#### [PROBLEM DESCRIPTION]
Return exactly the span of lines that opens with the line containing "Read this page and output its text content." and closes with the last line of the data, inclusive.

#### [RECORDS TO USE]
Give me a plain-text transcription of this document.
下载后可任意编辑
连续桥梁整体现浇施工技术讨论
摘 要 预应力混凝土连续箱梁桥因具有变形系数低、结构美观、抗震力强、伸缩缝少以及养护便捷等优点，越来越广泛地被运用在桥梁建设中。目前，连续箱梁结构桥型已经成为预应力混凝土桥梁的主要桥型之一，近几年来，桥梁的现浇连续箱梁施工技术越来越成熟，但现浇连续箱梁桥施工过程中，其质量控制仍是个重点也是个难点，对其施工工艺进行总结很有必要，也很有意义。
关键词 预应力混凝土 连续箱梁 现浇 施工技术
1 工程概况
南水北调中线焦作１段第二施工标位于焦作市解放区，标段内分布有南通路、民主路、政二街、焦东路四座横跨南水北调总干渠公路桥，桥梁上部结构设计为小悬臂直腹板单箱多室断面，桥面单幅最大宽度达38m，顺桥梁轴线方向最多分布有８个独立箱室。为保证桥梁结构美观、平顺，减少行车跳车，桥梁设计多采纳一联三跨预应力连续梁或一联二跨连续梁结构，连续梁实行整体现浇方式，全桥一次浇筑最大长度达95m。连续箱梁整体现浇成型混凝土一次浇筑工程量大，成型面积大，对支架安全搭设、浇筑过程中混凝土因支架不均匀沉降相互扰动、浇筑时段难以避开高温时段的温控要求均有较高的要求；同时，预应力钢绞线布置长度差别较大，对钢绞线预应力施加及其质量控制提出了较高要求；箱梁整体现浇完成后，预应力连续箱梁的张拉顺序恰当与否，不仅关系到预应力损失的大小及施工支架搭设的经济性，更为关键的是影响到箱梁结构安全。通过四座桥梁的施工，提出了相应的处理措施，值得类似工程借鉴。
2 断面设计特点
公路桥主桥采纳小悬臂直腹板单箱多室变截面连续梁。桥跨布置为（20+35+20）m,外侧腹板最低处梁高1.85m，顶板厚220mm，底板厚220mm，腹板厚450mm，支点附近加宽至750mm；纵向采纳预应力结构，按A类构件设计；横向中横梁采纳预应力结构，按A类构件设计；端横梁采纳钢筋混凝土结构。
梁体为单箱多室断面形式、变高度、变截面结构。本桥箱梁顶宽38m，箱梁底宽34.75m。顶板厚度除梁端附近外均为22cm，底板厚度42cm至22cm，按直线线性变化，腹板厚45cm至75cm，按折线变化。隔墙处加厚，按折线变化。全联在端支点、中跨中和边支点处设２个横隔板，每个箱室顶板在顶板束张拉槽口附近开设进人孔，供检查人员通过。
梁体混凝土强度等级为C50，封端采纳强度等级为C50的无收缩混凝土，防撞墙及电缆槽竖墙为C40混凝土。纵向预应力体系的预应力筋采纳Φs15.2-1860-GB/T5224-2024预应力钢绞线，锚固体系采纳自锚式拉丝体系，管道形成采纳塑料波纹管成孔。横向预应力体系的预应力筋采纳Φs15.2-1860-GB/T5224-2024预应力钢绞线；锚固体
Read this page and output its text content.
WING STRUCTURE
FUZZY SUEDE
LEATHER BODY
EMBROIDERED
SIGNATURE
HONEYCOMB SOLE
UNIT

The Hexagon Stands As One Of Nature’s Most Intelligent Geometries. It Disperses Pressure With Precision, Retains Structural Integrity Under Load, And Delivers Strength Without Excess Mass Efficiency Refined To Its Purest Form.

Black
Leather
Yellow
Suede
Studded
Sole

#### [SOLUTION TO THIS TASK]
Read this page and output its text content.
WING STRUCTURE
FUZZY SUEDE
LEATHER BODY
EMBROIDERED
SIGNATURE
HONEYCOMB SOLE
UNIT

The Hexagon Stands As One Of Nature’s Most Intelligent Geometries. It Disperses Pressure With Precision, Retains Structural Integrity Under Load, And Delivers Strength Without Excess Mass Efficiency Refined To Its Purest Form.

Black
Leather
Yellow
Suede
Studded
Sole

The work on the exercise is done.